> PROMPT 1
Set down the part of the passage on Tallet that runs from "In Tallet's first" up to and including "Toronto's 8–1 win.", word for word.
> PROMPT 2
According to the passage on Tallet, which player did the Toronto Blue Jays give up to acquire him?

> QUOTED PASSAGE
——————
Tallet did sign when drafted in the second round (55th overall) of the 2000 MLB draft by the Cleveland Indians. He made his major league debut on September 16, 2002, against the Boston Red Sox. He posted six shutout innings while allowing only four hits in Cleveland's 7–1 win. Tallet missed the 2004 season after having Tommy John surgery in August 2003.

===Cleveland Indians===
In his first two major league starts in 2002, Tallet had one win in 12 innings pitched with a 1.50 ERA. He also struck out five and walked four. For the 2003 season, Tallet posted an 0–2 record in five games (three starts) starts while allowing 20 earned runs with a 4.74 ERA in 19 innings pitched. Things did not get much better in 2005, as he compiled a 7.71 ERA in two games. During his career in Cleveland, he compiled a 1–2 record with a 4.09 ERA, while also striking out 16 and walking 15.

===Toronto Blue Jays===
On January 16, 2006, he was traded to the Toronto Blue Jays in exchange for Bubbie Buzachero.

In Tallet's first season with Toronto, he went 3–0 with a 3.81 ERA in 44 games (one start). Tallet made his first start of the season and in over three years on August 7, 2006, against the Baltimore Orioles. In the game, despite walking four batters in two innings, Tallet held the Orioles scoreless. He earned a no-decision in Toronto's 8–1 win.
——————
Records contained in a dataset
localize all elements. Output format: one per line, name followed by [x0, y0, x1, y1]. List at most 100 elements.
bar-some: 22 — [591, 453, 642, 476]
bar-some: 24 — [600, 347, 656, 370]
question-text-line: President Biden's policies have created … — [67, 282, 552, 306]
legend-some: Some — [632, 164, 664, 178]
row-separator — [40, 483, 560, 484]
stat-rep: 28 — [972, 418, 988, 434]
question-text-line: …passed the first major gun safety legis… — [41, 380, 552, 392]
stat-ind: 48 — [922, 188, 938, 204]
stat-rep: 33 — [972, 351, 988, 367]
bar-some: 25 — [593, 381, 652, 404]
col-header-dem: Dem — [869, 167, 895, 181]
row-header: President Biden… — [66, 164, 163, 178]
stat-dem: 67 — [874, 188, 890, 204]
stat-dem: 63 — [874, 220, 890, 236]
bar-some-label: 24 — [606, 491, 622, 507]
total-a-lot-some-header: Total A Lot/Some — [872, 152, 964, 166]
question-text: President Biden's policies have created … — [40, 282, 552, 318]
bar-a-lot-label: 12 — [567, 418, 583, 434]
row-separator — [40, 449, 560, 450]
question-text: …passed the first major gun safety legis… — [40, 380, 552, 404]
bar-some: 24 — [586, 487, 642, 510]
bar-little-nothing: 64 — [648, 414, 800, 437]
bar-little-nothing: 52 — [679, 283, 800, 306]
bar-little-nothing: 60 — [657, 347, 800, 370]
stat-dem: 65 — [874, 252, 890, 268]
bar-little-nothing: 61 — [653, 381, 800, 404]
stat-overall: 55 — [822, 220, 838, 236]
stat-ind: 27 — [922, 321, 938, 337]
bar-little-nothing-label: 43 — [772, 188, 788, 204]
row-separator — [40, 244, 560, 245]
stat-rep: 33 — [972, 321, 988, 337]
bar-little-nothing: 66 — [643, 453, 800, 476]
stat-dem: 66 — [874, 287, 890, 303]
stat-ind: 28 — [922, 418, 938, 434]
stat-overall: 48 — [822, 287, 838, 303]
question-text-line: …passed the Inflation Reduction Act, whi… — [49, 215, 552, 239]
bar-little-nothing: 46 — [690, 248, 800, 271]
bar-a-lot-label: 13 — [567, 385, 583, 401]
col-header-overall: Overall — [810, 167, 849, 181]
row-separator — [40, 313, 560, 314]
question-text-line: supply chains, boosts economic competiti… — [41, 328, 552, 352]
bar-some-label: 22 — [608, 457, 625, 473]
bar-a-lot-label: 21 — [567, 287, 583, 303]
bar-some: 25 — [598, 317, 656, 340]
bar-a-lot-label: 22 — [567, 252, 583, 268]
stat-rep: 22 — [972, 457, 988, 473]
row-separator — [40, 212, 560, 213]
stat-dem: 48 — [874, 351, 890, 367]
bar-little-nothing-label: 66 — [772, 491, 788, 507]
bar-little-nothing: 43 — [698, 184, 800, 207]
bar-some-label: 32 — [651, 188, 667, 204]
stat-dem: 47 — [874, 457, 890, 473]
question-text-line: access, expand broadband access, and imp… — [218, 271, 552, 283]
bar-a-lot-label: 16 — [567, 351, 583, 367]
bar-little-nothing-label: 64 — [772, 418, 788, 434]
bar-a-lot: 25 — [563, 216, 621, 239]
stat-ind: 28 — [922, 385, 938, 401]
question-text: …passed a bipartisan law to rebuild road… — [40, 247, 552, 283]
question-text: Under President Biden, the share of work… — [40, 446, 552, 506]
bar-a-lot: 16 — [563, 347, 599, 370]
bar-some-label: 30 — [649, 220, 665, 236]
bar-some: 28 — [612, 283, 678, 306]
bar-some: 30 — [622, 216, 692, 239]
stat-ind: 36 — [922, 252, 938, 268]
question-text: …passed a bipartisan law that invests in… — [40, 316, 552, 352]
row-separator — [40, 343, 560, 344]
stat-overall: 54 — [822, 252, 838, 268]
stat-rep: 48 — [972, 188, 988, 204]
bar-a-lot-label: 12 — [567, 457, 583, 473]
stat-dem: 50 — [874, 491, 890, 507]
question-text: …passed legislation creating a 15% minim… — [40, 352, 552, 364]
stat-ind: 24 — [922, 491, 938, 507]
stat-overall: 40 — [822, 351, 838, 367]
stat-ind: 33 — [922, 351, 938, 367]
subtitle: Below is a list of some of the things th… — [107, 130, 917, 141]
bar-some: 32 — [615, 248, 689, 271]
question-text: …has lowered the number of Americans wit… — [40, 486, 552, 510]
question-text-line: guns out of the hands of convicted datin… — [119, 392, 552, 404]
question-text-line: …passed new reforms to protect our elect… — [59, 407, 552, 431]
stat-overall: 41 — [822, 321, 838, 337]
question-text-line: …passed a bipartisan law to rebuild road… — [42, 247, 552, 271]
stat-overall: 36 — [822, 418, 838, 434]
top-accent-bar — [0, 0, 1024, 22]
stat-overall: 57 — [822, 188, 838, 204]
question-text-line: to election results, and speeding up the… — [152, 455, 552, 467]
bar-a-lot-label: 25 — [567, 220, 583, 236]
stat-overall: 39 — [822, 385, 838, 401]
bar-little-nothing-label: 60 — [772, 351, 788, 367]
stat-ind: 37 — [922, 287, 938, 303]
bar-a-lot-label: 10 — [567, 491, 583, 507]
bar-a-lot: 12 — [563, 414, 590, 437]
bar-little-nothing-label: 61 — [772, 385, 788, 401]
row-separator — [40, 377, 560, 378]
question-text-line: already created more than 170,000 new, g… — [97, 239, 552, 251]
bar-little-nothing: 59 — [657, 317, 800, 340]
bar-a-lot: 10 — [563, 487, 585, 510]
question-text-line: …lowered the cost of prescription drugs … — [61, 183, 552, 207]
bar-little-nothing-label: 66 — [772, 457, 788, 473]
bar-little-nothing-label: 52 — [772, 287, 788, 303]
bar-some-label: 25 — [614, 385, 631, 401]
——————
> OUTPUT 1
In Tallet's first season with Toronto, he went 3–0 with a 3.81 ERA in 44 games (one start). Tallet made his first start of the season and in over three years on August 7, 2006, against the Baltimore Orioles. In the game, despite walking four batters in two innings, Tallet held the Orioles scoreless. He earned a no-decision in Toronto's 8–1 win.

> OUTPUT 2
Bubbie Buzachero